(Figure record extracts)
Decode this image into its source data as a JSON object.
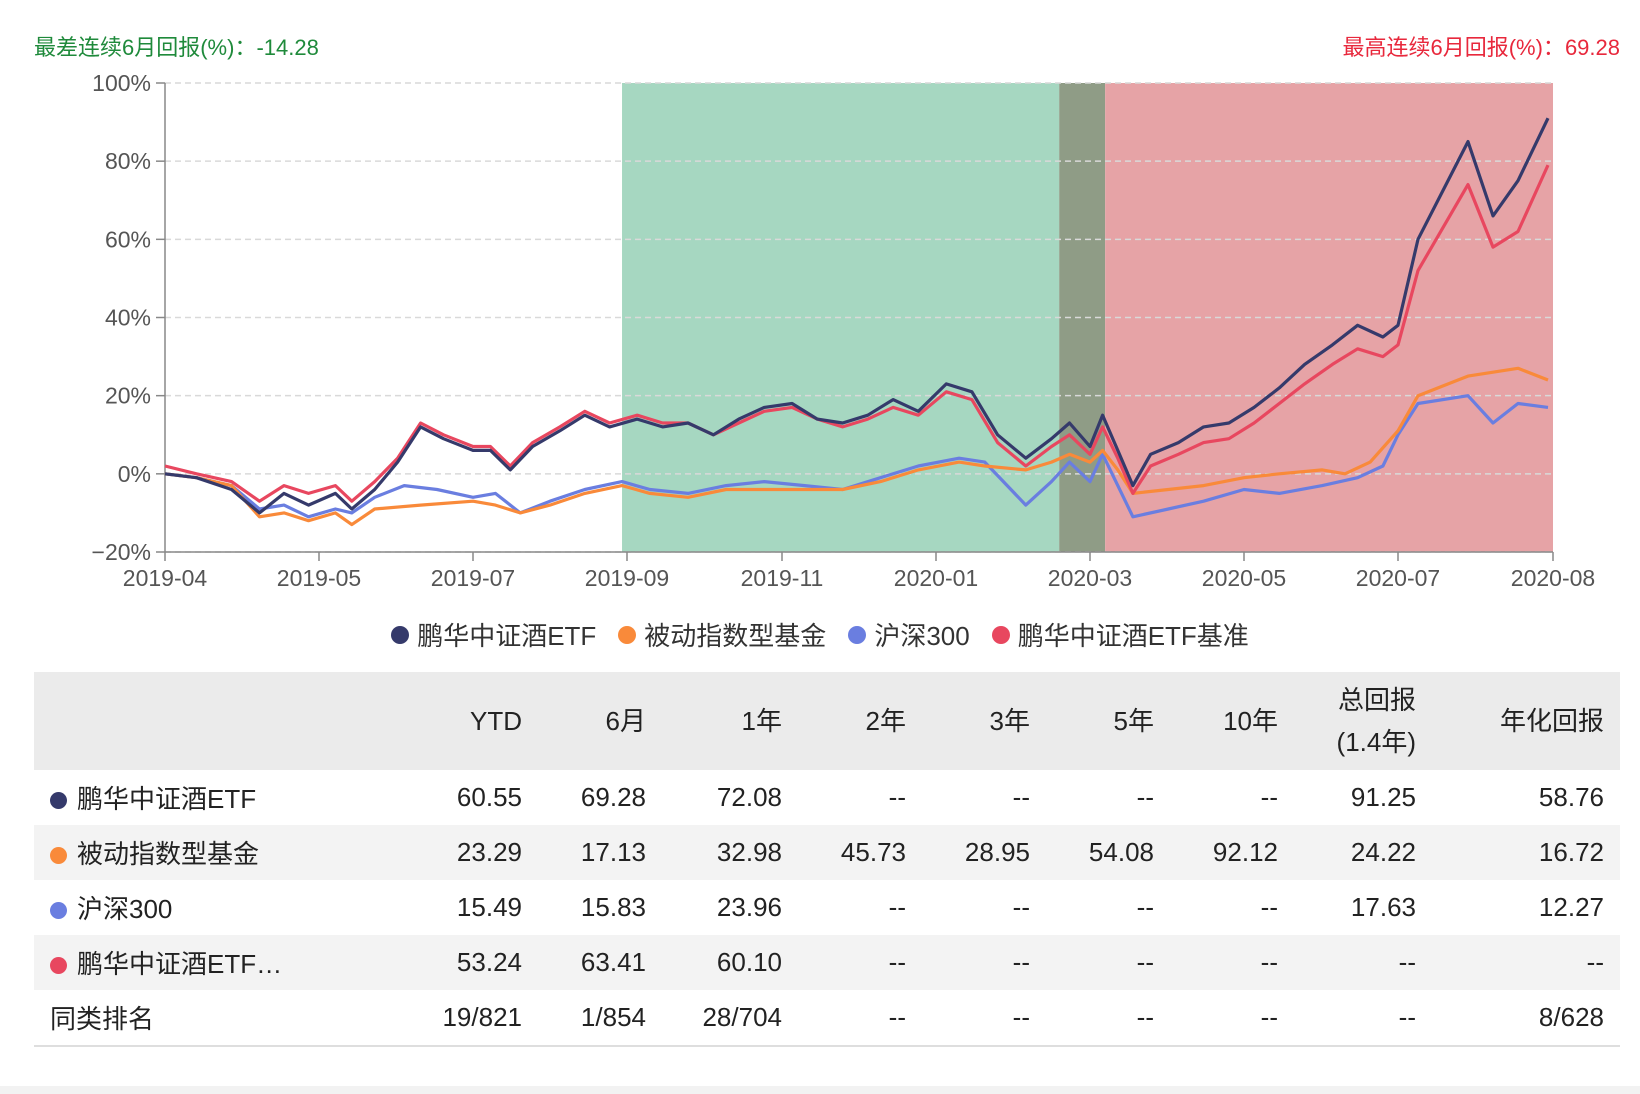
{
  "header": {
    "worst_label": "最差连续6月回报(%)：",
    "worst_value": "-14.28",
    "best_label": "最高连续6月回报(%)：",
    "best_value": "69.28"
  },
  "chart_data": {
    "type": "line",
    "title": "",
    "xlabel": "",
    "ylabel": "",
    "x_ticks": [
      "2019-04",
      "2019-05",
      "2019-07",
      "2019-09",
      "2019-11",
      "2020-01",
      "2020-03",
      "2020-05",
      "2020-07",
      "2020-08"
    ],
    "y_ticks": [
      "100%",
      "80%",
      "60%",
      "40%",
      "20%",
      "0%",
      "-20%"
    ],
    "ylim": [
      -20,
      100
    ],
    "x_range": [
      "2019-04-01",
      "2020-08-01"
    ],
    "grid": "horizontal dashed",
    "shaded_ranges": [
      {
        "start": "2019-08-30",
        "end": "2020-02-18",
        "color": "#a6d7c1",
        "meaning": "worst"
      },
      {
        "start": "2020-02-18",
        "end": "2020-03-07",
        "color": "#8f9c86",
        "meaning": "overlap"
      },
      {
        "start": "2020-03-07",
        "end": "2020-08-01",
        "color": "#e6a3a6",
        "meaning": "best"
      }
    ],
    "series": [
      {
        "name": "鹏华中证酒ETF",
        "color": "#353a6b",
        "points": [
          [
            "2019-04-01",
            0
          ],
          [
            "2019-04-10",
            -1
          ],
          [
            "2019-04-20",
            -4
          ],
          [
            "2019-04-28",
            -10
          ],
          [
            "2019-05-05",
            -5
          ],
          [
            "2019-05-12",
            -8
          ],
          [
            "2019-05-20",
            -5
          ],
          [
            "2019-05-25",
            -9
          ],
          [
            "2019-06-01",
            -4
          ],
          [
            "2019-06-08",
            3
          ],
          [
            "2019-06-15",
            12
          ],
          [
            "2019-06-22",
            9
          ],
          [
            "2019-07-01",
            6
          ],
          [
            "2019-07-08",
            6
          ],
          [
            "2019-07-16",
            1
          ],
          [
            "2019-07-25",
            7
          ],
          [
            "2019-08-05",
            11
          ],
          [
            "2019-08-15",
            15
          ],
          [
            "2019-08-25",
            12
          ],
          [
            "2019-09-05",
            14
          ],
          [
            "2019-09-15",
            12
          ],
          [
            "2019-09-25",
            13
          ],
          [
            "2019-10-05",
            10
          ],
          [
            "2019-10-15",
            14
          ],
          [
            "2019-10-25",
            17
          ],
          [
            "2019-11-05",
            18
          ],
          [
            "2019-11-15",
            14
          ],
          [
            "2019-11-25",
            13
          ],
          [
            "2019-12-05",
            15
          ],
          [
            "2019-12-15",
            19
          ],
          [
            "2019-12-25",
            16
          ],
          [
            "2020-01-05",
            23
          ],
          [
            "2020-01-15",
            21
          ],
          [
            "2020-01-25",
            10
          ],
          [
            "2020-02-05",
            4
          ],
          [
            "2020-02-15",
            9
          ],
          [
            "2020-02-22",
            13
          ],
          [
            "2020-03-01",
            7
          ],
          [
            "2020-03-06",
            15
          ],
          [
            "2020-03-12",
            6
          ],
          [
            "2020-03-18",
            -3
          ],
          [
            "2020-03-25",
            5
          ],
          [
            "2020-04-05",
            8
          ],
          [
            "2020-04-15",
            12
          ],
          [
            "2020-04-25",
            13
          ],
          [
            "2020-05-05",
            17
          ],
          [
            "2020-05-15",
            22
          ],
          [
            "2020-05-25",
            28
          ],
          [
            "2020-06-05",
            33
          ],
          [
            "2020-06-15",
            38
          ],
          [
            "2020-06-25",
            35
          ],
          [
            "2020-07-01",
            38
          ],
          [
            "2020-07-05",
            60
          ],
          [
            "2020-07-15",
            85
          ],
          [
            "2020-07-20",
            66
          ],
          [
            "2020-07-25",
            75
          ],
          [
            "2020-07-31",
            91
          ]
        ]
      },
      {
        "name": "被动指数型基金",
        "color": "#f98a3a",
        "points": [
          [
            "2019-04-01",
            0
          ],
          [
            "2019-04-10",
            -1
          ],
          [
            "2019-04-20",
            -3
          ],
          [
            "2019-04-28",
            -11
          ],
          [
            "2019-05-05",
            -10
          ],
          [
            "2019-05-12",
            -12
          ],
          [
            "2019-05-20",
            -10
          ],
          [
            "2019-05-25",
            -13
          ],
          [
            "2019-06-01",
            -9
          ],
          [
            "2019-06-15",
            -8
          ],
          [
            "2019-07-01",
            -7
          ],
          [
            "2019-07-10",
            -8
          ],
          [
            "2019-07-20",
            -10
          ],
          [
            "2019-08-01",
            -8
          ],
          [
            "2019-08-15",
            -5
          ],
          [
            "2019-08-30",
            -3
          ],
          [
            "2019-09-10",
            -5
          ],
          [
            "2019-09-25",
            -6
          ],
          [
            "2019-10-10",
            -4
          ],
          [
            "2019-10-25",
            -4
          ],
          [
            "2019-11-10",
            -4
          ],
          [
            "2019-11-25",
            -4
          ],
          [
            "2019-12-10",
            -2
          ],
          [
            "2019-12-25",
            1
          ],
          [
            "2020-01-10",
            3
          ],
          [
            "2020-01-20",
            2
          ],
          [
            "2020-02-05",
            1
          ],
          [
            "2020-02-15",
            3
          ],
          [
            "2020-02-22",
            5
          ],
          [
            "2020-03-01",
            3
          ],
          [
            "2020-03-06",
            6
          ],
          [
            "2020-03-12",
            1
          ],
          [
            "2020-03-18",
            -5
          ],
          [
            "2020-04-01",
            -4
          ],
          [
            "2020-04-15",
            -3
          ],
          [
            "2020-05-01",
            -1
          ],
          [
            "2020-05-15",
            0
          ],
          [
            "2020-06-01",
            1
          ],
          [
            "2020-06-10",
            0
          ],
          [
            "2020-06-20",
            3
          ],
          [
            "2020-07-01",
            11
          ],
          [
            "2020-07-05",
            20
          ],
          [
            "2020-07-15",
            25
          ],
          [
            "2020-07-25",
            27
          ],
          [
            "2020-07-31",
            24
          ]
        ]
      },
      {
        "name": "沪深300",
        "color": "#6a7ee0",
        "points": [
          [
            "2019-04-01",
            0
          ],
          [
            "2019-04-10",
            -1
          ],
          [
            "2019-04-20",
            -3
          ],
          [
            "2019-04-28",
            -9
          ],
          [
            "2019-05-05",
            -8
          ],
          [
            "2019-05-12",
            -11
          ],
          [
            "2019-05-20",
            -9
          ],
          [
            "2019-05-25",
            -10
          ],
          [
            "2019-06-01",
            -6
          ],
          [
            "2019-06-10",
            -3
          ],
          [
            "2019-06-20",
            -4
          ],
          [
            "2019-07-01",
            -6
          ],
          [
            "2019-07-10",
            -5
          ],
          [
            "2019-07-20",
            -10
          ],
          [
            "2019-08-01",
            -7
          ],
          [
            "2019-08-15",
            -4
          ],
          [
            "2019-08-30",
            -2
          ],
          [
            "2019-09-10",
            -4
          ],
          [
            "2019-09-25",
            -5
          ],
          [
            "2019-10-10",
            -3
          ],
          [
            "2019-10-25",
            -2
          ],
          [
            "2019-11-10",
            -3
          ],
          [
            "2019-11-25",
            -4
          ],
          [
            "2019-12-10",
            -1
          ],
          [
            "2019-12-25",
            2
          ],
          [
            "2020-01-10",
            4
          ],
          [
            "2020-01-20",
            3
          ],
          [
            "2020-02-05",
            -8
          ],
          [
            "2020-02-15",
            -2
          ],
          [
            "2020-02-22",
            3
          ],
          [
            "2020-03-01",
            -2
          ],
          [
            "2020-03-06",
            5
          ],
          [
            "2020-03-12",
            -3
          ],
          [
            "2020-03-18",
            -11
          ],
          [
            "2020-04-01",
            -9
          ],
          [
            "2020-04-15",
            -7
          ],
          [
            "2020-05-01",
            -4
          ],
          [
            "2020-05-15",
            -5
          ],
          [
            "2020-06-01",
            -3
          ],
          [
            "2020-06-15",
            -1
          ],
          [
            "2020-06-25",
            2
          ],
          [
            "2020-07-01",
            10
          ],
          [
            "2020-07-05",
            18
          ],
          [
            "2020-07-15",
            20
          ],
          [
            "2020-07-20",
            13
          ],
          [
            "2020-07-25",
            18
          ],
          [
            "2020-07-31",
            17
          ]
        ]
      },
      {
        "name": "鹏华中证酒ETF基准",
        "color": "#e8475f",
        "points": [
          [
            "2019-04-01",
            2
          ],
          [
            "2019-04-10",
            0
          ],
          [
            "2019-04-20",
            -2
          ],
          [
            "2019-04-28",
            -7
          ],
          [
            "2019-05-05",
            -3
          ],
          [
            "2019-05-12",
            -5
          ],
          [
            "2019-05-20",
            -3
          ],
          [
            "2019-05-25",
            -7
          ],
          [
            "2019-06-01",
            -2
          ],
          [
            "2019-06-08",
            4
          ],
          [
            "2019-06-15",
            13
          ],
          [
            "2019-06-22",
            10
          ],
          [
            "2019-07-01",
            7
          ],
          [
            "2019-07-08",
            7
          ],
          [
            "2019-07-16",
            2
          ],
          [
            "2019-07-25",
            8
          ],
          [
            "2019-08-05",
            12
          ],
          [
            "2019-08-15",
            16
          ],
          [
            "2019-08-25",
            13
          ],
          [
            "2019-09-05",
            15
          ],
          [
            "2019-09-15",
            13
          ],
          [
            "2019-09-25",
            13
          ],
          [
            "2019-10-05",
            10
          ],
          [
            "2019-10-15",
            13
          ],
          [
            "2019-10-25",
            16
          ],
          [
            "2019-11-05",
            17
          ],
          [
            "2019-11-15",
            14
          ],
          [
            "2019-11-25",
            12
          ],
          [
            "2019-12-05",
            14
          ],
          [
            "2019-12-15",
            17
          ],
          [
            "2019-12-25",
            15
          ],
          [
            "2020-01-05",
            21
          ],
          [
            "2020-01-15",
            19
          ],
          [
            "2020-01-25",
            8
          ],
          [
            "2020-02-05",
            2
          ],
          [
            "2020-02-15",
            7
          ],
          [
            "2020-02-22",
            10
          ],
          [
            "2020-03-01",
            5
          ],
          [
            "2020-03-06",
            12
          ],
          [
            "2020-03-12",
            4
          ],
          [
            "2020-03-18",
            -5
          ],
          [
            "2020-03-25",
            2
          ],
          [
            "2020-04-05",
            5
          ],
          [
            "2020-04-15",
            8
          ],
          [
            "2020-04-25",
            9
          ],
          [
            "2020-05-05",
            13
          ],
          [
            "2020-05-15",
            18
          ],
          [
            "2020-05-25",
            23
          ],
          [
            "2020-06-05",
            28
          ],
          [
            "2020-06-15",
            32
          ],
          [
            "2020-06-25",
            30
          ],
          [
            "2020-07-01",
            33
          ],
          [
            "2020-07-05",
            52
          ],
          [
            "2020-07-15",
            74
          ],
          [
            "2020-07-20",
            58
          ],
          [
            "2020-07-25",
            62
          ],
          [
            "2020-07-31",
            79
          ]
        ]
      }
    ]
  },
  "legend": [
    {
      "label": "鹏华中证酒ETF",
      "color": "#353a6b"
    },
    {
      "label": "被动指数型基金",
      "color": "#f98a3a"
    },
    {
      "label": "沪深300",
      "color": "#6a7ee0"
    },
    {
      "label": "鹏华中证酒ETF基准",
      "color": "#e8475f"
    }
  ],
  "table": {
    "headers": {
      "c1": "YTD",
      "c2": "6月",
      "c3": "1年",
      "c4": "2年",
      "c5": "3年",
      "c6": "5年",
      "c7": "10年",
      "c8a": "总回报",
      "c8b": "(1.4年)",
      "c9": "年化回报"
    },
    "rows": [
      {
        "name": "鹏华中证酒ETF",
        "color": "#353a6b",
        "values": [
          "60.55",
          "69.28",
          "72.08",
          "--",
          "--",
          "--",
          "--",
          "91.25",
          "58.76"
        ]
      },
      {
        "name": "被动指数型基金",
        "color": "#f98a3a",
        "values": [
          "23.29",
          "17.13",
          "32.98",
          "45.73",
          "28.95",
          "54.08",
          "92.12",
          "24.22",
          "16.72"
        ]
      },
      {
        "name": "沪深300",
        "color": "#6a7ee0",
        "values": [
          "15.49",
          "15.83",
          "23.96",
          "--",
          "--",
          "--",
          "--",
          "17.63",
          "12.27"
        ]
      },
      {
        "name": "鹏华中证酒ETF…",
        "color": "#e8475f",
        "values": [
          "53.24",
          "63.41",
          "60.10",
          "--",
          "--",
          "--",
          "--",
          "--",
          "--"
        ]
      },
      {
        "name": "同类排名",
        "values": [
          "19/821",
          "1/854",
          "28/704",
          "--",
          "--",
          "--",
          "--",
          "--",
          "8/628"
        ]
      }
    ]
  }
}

---

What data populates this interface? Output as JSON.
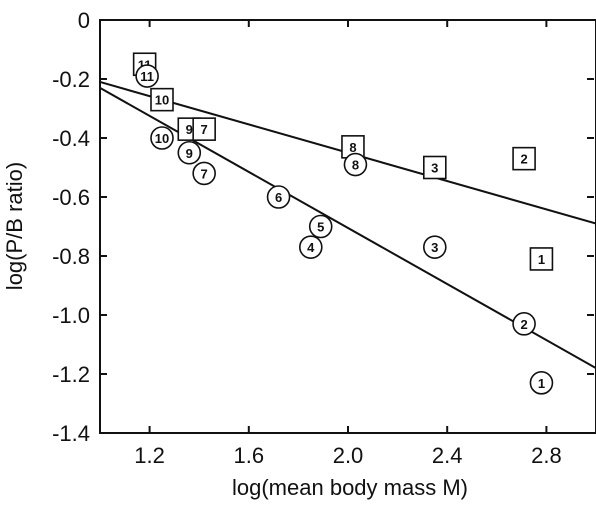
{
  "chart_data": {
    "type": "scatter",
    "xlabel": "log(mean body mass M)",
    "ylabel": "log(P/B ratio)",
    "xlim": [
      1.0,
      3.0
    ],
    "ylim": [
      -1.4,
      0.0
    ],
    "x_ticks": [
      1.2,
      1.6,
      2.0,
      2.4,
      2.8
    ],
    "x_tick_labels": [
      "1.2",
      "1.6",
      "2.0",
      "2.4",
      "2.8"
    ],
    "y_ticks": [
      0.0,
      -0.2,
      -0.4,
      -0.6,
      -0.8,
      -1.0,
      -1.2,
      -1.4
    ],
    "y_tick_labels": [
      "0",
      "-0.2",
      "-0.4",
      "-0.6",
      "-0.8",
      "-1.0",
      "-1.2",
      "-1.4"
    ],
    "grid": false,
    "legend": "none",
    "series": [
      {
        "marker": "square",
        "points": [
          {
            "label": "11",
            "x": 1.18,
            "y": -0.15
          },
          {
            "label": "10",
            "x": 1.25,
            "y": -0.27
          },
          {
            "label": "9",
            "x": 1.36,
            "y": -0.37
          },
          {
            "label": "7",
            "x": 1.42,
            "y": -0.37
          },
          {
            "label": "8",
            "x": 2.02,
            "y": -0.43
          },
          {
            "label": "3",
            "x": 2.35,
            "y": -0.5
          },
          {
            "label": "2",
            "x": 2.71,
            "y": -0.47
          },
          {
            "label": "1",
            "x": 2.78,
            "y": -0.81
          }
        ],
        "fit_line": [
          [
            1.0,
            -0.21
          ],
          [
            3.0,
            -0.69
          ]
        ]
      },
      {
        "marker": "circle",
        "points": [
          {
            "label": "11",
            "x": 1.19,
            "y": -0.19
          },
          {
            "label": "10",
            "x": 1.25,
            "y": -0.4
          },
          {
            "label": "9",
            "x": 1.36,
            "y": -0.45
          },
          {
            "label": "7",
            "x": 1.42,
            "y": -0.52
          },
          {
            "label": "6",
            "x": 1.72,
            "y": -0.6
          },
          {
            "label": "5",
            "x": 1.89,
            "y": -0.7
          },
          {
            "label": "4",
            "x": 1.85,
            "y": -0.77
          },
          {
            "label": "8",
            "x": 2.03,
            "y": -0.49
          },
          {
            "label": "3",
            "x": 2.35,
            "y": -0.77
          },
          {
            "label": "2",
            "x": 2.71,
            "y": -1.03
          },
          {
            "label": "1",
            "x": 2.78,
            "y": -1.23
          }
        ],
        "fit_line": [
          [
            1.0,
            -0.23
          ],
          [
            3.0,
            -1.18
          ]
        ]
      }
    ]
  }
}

Goal of the exercise:
State how many lines of the records above contain the word "start", and give only that number.

The response:
3